◆ Task statement
All of the material below is to be repeated exactly.

◆ Material for this exercise

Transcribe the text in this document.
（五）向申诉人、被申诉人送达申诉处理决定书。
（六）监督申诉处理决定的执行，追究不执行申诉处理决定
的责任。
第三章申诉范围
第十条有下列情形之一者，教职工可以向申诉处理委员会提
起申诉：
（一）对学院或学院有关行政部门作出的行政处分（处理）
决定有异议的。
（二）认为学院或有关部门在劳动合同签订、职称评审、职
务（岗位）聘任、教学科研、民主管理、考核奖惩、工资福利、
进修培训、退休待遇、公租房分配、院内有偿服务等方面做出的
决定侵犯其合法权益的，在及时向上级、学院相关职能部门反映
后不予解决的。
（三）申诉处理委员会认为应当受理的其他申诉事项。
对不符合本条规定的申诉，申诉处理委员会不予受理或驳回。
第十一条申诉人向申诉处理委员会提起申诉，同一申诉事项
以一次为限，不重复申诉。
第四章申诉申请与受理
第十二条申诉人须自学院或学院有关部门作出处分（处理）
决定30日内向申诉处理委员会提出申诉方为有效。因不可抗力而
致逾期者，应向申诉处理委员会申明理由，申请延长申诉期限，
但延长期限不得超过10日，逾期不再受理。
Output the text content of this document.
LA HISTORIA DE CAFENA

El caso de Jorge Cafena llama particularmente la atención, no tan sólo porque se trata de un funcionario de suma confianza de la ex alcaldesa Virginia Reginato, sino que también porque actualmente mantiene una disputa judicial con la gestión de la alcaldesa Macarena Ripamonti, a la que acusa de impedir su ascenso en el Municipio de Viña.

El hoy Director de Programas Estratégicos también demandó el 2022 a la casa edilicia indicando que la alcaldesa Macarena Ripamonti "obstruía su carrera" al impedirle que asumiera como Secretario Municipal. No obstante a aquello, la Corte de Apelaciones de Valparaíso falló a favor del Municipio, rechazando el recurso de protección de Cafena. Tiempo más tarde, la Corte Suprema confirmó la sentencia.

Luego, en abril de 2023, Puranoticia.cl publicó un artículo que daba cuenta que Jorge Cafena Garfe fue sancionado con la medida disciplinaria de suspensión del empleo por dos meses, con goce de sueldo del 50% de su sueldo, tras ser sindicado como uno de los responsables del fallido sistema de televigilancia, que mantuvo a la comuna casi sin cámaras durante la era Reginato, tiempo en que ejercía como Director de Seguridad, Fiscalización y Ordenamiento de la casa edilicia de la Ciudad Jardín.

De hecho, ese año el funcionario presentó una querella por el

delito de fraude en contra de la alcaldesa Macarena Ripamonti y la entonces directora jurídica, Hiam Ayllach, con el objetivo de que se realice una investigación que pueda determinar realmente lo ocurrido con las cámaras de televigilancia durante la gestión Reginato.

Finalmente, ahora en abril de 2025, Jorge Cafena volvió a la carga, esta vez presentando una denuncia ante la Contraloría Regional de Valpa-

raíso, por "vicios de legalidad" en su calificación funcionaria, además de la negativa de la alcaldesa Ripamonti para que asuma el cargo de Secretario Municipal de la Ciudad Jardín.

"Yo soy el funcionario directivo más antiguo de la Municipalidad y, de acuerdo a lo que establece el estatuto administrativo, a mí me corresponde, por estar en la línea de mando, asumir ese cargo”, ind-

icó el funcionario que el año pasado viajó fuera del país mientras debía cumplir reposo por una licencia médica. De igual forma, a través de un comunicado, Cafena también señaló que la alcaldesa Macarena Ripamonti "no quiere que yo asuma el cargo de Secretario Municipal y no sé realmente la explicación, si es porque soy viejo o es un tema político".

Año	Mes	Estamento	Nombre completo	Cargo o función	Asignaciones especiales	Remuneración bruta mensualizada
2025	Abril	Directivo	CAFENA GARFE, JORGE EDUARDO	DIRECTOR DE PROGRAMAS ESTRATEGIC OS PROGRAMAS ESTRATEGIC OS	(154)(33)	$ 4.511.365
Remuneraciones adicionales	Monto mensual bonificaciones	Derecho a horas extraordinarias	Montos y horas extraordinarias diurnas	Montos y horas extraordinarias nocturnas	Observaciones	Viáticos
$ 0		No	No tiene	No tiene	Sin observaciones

◆ Result of this task
Transcribe the text in this document.
（五）向申诉人、被申诉人送达申诉处理决定书。
（六）监督申诉处理决定的执行，追究不执行申诉处理决定
的责任。
第三章申诉范围
第十条有下列情形之一者，教职工可以向申诉处理委员会提
起申诉：
（一）对学院或学院有关行政部门作出的行政处分（处理）
决定有异议的。
（二）认为学院或有关部门在劳动合同签订、职称评审、职
务（岗位）聘任、教学科研、民主管理、考核奖惩、工资福利、
进修培训、退休待遇、公租房分配、院内有偿服务等方面做出的
决定侵犯其合法权益的，在及时向上级、学院相关职能部门反映
后不予解决的。
（三）申诉处理委员会认为应当受理的其他申诉事项。
对不符合本条规定的申诉，申诉处理委员会不予受理或驳回。
第十一条申诉人向申诉处理委员会提起申诉，同一申诉事项
以一次为限，不重复申诉。
第四章申诉申请与受理
第十二条申诉人须自学院或学院有关部门作出处分（处理）
决定30日内向申诉处理委员会提出申诉方为有效。因不可抗力而
致逾期者，应向申诉处理委员会申明理由，申请延长申诉期限，
但延长期限不得超过10日，逾期不再受理。
Output the text content of this document.
LA HISTORIA DE CAFENA

El caso de Jorge Cafena llama particularmente la atención, no tan sólo porque se trata de un funcionario de suma confianza de la ex alcaldesa Virginia Reginato, sino que también porque actualmente mantiene una disputa judicial con la gestión de la alcaldesa Macarena Ripamonti, a la que acusa de impedir su ascenso en el Municipio de Viña.

El hoy Director de Programas Estratégicos también demandó el 2022 a la casa edilicia indicando que la alcaldesa Macarena Ripamonti "obstruía su carrera" al impedirle que asumiera como Secretario Municipal. No obstante a aquello, la Corte de Apelaciones de Valparaíso falló a favor del Municipio, rechazando el recurso de protección de Cafena. Tiempo más tarde, la Corte Suprema confirmó la sentencia.

Luego, en abril de 2023, Puranoticia.cl publicó un artículo que daba cuenta que Jorge Cafena Garfe fue sancionado con la medida disciplinaria de suspensión del empleo por dos meses, con goce de sueldo del 50% de su sueldo, tras ser sindicado como uno de los responsables del fallido sistema de televigilancia, que mantuvo a la comuna casi sin cámaras durante la era Reginato, tiempo en que ejercía como Director de Seguridad, Fiscalización y Ordenamiento de la casa edilicia de la Ciudad Jardín.

De hecho, ese año el funcionario presentó una querella por el

delito de fraude en contra de la alcaldesa Macarena Ripamonti y la entonces directora jurídica, Hiam Ayllach, con el objetivo de que se realice una investigación que pueda determinar realmente lo ocurrido con las cámaras de televigilancia durante la gestión Reginato.

Finalmente, ahora en abril de 2025, Jorge Cafena volvió a la carga, esta vez presentando una denuncia ante la Contraloría Regional de Valpa-

raíso, por "vicios de legalidad" en su calificación funcionaria, además de la negativa de la alcaldesa Ripamonti para que asuma el cargo de Secretario Municipal de la Ciudad Jardín.

"Yo soy el funcionario directivo más antiguo de la Municipalidad y, de acuerdo a lo que establece el estatuto administrativo, a mí me corresponde, por estar en la línea de mando, asumir ese cargo”, ind-

icó el funcionario que el año pasado viajó fuera del país mientras debía cumplir reposo por una licencia médica. De igual forma, a través de un comunicado, Cafena también señaló que la alcaldesa Macarena Ripamonti "no quiere que yo asuma el cargo de Secretario Municipal y no sé realmente la explicación, si es porque soy viejo o es un tema político".

Año	Mes	Estamento	Nombre completo	Cargo o función	Asignaciones especiales	Remuneración bruta mensualizada
2025	Abril	Directivo	CAFENA GARFE, JORGE EDUARDO	DIRECTOR DE PROGRAMAS ESTRATEGIC OS PROGRAMAS ESTRATEGIC OS	(154)(33)	$ 4.511.365
Remuneraciones adicionales	Monto mensual bonificaciones	Derecho a horas extraordinarias	Montos y horas extraordinarias diurnas	Montos y horas extraordinarias nocturnas	Observaciones	Viáticos
$ 0		No	No tiene	No tiene	Sin observaciones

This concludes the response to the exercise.